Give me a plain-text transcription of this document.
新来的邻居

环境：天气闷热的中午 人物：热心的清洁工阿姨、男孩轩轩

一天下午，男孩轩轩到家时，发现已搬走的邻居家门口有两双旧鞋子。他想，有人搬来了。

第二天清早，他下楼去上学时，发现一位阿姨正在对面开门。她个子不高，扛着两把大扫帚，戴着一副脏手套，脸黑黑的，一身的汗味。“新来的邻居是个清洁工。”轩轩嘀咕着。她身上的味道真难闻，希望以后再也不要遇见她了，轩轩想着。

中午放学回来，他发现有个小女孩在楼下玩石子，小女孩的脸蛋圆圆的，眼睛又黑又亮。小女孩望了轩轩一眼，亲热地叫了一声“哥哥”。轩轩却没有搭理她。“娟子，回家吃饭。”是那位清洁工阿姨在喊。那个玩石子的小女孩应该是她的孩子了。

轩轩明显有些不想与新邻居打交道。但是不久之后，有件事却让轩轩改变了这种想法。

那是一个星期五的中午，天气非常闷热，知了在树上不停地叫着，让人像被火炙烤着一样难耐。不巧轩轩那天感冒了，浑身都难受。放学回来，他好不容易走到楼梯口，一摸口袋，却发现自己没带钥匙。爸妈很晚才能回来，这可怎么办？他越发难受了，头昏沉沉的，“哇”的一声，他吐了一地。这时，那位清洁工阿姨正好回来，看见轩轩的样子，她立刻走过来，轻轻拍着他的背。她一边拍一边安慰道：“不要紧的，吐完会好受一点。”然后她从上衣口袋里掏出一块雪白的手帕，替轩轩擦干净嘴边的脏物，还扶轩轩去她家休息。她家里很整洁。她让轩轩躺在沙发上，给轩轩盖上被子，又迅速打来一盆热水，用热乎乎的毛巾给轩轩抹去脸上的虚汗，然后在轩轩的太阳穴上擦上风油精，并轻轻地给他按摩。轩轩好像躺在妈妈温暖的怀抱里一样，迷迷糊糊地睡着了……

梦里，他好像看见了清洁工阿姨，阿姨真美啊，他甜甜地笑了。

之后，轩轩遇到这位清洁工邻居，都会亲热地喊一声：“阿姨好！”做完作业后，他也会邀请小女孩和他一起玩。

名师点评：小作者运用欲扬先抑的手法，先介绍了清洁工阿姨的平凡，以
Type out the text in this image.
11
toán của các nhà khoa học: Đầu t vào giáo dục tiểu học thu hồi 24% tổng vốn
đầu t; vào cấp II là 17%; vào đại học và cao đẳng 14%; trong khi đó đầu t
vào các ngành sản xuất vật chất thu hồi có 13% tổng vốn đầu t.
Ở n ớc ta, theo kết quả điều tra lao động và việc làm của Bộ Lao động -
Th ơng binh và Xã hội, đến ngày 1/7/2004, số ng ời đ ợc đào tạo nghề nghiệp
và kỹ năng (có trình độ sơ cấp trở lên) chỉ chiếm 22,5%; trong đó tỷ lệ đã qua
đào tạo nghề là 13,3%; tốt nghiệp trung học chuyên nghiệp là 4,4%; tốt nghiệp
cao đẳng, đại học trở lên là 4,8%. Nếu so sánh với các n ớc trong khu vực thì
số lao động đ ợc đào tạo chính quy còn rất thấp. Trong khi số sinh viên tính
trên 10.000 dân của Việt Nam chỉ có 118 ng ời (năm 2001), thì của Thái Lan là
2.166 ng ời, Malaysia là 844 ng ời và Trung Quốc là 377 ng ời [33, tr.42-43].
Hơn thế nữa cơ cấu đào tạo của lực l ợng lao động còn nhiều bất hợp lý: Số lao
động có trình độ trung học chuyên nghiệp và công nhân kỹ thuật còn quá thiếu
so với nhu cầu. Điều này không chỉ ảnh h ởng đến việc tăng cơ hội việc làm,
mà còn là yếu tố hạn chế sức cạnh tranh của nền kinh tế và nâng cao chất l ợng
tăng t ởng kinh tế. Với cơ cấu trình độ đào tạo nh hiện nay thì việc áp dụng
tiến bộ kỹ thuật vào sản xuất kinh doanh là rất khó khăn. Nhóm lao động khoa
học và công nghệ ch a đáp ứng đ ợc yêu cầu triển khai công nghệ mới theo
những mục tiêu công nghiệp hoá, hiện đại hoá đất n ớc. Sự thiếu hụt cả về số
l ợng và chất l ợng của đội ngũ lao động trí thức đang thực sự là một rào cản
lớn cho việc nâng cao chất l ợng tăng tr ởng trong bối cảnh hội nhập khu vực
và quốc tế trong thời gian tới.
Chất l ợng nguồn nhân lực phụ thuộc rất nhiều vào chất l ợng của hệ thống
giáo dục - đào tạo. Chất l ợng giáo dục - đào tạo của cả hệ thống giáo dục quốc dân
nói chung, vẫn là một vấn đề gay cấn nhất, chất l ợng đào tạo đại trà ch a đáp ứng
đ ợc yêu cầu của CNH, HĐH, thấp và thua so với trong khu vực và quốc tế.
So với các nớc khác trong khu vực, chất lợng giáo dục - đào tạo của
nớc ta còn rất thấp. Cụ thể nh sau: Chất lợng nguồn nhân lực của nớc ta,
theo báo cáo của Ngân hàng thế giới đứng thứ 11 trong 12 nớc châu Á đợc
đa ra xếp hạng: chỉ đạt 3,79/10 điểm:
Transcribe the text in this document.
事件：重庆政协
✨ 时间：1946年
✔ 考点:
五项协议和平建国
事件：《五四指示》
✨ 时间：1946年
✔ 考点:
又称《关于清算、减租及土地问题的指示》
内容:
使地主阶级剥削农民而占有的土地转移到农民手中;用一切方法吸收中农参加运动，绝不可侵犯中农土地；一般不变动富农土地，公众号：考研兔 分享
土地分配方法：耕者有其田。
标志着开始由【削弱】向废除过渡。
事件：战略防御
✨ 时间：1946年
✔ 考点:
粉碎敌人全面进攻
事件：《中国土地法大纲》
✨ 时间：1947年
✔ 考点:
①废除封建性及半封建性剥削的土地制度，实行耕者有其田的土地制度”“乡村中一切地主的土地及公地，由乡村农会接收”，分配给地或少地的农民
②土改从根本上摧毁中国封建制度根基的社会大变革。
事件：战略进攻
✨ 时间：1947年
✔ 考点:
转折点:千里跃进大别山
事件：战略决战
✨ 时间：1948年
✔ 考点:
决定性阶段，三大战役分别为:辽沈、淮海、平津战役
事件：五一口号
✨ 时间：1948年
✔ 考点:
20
--
Repeat each record exactly. Omit nothing.

Give me a plain-text transcription of this document.
新来的邻居

环境：天气闷热的中午 人物：热心的清洁工阿姨、男孩轩轩

一天下午，男孩轩轩到家时，发现已搬走的邻居家门口有两双旧鞋子。他想，有人搬来了。

第二天清早，他下楼去上学时，发现一位阿姨正在对面开门。她个子不高，扛着两把大扫帚，戴着一副脏手套，脸黑黑的，一身的汗味。“新来的邻居是个清洁工。”轩轩嘀咕着。她身上的味道真难闻，希望以后再也不要遇见她了，轩轩想着。

中午放学回来，他发现有个小女孩在楼下玩石子，小女孩的脸蛋圆圆的，眼睛又黑又亮。小女孩望了轩轩一眼，亲热地叫了一声“哥哥”。轩轩却没有搭理她。“娟子，回家吃饭。”是那位清洁工阿姨在喊。那个玩石子的小女孩应该是她的孩子了。

轩轩明显有些不想与新邻居打交道。但是不久之后，有件事却让轩轩改变了这种想法。

那是一个星期五的中午，天气非常闷热，知了在树上不停地叫着，让人像被火炙烤着一样难耐。不巧轩轩那天感冒了，浑身都难受。放学回来，他好不容易走到楼梯口，一摸口袋，却发现自己没带钥匙。爸妈很晚才能回来，这可怎么办？他越发难受了，头昏沉沉的，“哇”的一声，他吐了一地。这时，那位清洁工阿姨正好回来，看见轩轩的样子，她立刻走过来，轻轻拍着他的背。她一边拍一边安慰道：“不要紧的，吐完会好受一点。”然后她从上衣口袋里掏出一块雪白的手帕，替轩轩擦干净嘴边的脏物，还扶轩轩去她家休息。她家里很整洁。她让轩轩躺在沙发上，给轩轩盖上被子，又迅速打来一盆热水，用热乎乎的毛巾给轩轩抹去脸上的虚汗，然后在轩轩的太阳穴上擦上风油精，并轻轻地给他按摩。轩轩好像躺在妈妈温暖的怀抱里一样，迷迷糊糊地睡着了……

梦里，他好像看见了清洁工阿姨，阿姨真美啊，他甜甜地笑了。

之后，轩轩遇到这位清洁工邻居，都会亲热地喊一声：“阿姨好！”做完作业后，他也会邀请小女孩和他一起玩。

名师点评：小作者运用欲扬先抑的手法，先介绍了清洁工阿姨的平凡，以
Type out the text in this image.
11
toán của các nhà khoa học: Đầu t vào giáo dục tiểu học thu hồi 24% tổng vốn
đầu t; vào cấp II là 17%; vào đại học và cao đẳng 14%; trong khi đó đầu t
vào các ngành sản xuất vật chất thu hồi có 13% tổng vốn đầu t.
Ở n ớc ta, theo kết quả điều tra lao động và việc làm của Bộ Lao động -
Th ơng binh và Xã hội, đến ngày 1/7/2004, số ng ời đ ợc đào tạo nghề nghiệp
và kỹ năng (có trình độ sơ cấp trở lên) chỉ chiếm 22,5%; trong đó tỷ lệ đã qua
đào tạo nghề là 13,3%; tốt nghiệp trung học chuyên nghiệp là 4,4%; tốt nghiệp
cao đẳng, đại học trở lên là 4,8%. Nếu so sánh với các n ớc trong khu vực thì
số lao động đ ợc đào tạo chính quy còn rất thấp. Trong khi số sinh viên tính
trên 10.000 dân của Việt Nam chỉ có 118 ng ời (năm 2001), thì của Thái Lan là
2.166 ng ời, Malaysia là 844 ng ời và Trung Quốc là 377 ng ời [33, tr.42-43].
Hơn thế nữa cơ cấu đào tạo của lực l ợng lao động còn nhiều bất hợp lý: Số lao
động có trình độ trung học chuyên nghiệp và công nhân kỹ thuật còn quá thiếu
so với nhu cầu. Điều này không chỉ ảnh h ởng đến việc tăng cơ hội việc làm,
mà còn là yếu tố hạn chế sức cạnh tranh của nền kinh tế và nâng cao chất l ợng
tăng t ởng kinh tế. Với cơ cấu trình độ đào tạo nh hiện nay thì việc áp dụng
tiến bộ kỹ thuật vào sản xuất kinh doanh là rất khó khăn. Nhóm lao động khoa
học và công nghệ ch a đáp ứng đ ợc yêu cầu triển khai công nghệ mới theo
những mục tiêu công nghiệp hoá, hiện đại hoá đất n ớc. Sự thiếu hụt cả về số
l ợng và chất l ợng của đội ngũ lao động trí thức đang thực sự là một rào cản
lớn cho việc nâng cao chất l ợng tăng tr ởng trong bối cảnh hội nhập khu vực
và quốc tế trong thời gian tới.
Chất l ợng nguồn nhân lực phụ thuộc rất nhiều vào chất l ợng của hệ thống
giáo dục - đào tạo. Chất l ợng giáo dục - đào tạo của cả hệ thống giáo dục quốc dân
nói chung, vẫn là một vấn đề gay cấn nhất, chất l ợng đào tạo đại trà ch a đáp ứng
đ ợc yêu cầu của CNH, HĐH, thấp và thua so với trong khu vực và quốc tế.
So với các nớc khác trong khu vực, chất lợng giáo dục - đào tạo của
nớc ta còn rất thấp. Cụ thể nh sau: Chất lợng nguồn nhân lực của nớc ta,
theo báo cáo của Ngân hàng thế giới đứng thứ 11 trong 12 nớc châu Á đợc
đa ra xếp hạng: chỉ đạt 3,79/10 điểm:
Transcribe the text in this document.
事件：重庆政协
✨ 时间：1946年
✔ 考点:
五项协议和平建国
事件：《五四指示》
✨ 时间：1946年
✔ 考点:
又称《关于清算、减租及土地问题的指示》
内容:
使地主阶级剥削农民而占有的土地转移到农民手中;用一切方法吸收中农参加运动，绝不可侵犯中农土地；一般不变动富农土地，公众号：考研兔 分享
土地分配方法：耕者有其田。
标志着开始由【削弱】向废除过渡。
事件：战略防御
✨ 时间：1946年
✔ 考点:
粉碎敌人全面进攻
事件：《中国土地法大纲》
✨ 时间：1947年
✔ 考点:
①废除封建性及半封建性剥削的土地制度，实行耕者有其田的土地制度”“乡村中一切地主的土地及公地，由乡村农会接收”，分配给地或少地的农民
②土改从根本上摧毁中国封建制度根基的社会大变革。
事件：战略进攻
✨ 时间：1947年
✔ 考点:
转折点:千里跃进大别山
事件：战略决战
✨ 时间：1948年
✔ 考点:
决定性阶段，三大战役分别为:辽沈、淮海、平津战役
事件：五一口号
✨ 时间：1948年
✔ 考点:
20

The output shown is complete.